>> Start Records shown
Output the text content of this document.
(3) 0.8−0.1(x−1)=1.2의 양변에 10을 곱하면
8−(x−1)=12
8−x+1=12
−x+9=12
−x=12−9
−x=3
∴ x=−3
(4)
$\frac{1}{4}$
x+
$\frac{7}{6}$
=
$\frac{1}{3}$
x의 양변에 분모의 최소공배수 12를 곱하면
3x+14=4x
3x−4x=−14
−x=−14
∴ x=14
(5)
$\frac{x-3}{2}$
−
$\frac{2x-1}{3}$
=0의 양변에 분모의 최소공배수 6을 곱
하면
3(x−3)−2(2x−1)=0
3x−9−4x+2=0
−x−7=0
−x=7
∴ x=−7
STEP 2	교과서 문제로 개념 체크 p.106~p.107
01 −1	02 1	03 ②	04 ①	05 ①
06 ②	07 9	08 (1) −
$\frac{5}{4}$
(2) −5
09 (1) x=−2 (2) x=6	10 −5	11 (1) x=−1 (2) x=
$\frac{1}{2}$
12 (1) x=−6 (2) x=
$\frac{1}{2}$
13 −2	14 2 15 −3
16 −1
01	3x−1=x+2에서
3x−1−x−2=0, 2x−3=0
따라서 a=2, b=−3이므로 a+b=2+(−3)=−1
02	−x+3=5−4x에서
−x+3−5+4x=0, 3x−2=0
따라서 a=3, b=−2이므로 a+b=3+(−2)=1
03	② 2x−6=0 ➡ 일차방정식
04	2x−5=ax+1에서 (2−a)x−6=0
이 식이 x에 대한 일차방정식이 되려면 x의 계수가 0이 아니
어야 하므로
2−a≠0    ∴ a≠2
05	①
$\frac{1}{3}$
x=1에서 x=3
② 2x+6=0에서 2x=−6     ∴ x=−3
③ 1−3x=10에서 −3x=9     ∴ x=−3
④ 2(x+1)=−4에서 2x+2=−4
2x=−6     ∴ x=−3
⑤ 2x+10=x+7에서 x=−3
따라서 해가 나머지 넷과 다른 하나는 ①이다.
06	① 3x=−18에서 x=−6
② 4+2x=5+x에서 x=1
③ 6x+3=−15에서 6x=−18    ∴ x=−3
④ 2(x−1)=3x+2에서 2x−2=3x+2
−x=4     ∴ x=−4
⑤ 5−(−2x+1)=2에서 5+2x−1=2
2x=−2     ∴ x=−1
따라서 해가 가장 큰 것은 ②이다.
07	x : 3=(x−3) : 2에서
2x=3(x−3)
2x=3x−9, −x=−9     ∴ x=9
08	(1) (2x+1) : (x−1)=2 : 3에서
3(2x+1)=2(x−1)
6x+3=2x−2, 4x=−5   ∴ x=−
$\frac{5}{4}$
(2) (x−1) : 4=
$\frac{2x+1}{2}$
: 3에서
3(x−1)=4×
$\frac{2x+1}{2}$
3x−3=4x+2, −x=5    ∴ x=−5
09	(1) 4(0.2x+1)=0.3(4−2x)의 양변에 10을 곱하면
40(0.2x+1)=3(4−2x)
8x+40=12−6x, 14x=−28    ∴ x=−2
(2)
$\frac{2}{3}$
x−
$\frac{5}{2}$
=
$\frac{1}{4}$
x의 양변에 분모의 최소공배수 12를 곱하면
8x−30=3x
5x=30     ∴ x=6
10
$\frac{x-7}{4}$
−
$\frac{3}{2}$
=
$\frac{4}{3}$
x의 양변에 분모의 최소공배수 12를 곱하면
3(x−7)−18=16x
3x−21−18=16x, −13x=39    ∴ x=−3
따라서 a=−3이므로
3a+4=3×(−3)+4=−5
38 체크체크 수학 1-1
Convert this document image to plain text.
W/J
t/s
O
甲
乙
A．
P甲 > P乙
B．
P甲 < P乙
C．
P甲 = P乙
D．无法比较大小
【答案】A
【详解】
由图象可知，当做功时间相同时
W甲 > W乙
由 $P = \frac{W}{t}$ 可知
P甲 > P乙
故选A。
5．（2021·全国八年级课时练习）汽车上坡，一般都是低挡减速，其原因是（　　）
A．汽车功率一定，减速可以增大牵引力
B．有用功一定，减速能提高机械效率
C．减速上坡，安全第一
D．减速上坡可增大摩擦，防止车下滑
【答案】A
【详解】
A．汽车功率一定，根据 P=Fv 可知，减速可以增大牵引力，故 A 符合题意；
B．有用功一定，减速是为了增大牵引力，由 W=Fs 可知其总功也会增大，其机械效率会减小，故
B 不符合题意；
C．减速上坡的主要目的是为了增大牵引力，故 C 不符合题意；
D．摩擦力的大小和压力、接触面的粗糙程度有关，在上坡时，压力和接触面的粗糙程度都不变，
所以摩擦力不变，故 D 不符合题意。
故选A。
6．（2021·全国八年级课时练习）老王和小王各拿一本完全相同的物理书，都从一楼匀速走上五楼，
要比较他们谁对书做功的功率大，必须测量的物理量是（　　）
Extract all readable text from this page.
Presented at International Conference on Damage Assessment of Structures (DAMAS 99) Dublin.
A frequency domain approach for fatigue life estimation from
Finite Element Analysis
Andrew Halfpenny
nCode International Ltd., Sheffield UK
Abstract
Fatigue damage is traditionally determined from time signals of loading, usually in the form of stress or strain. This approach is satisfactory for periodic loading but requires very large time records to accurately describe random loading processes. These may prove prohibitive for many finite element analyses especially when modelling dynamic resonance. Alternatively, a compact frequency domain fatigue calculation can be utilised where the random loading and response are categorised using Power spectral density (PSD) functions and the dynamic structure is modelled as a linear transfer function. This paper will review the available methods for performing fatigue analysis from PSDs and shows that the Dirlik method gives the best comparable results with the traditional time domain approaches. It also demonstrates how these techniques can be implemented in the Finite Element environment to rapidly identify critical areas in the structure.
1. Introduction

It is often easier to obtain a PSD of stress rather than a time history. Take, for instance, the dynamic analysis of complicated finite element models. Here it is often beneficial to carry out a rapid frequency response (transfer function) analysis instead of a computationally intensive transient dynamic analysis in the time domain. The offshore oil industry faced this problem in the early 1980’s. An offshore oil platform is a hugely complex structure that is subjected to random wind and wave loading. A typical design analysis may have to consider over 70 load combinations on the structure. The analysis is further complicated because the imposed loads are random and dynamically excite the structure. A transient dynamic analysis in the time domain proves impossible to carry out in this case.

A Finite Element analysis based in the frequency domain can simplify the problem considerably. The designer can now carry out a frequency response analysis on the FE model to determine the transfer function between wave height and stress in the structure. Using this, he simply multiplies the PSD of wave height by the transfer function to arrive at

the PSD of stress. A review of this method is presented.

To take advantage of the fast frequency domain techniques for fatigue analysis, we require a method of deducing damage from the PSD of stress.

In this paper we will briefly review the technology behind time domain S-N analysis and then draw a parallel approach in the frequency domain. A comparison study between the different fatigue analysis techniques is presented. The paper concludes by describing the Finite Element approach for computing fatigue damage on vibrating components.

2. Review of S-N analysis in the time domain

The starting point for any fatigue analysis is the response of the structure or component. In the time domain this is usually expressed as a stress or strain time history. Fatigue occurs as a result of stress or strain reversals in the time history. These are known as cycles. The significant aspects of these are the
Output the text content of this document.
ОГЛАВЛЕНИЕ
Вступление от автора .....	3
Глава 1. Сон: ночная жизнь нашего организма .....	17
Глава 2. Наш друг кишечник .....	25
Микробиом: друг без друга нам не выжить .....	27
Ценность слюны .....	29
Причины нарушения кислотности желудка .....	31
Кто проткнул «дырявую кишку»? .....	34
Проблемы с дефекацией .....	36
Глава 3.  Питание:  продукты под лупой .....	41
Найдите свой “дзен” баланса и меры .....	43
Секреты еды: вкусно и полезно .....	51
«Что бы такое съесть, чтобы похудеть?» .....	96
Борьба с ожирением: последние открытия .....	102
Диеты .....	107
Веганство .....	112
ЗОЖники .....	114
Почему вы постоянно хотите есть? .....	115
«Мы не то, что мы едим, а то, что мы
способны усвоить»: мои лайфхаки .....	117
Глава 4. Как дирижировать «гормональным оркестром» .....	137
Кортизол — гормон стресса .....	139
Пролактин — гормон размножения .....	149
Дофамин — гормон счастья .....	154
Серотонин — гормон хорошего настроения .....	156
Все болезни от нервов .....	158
>> End Records shown
Using the records above, select and copy every line that has the word "text".

Response to this task -
Output the text content of this document.
Convert this document image to plain text.
Extract all readable text from this page.
Output the text content of this document.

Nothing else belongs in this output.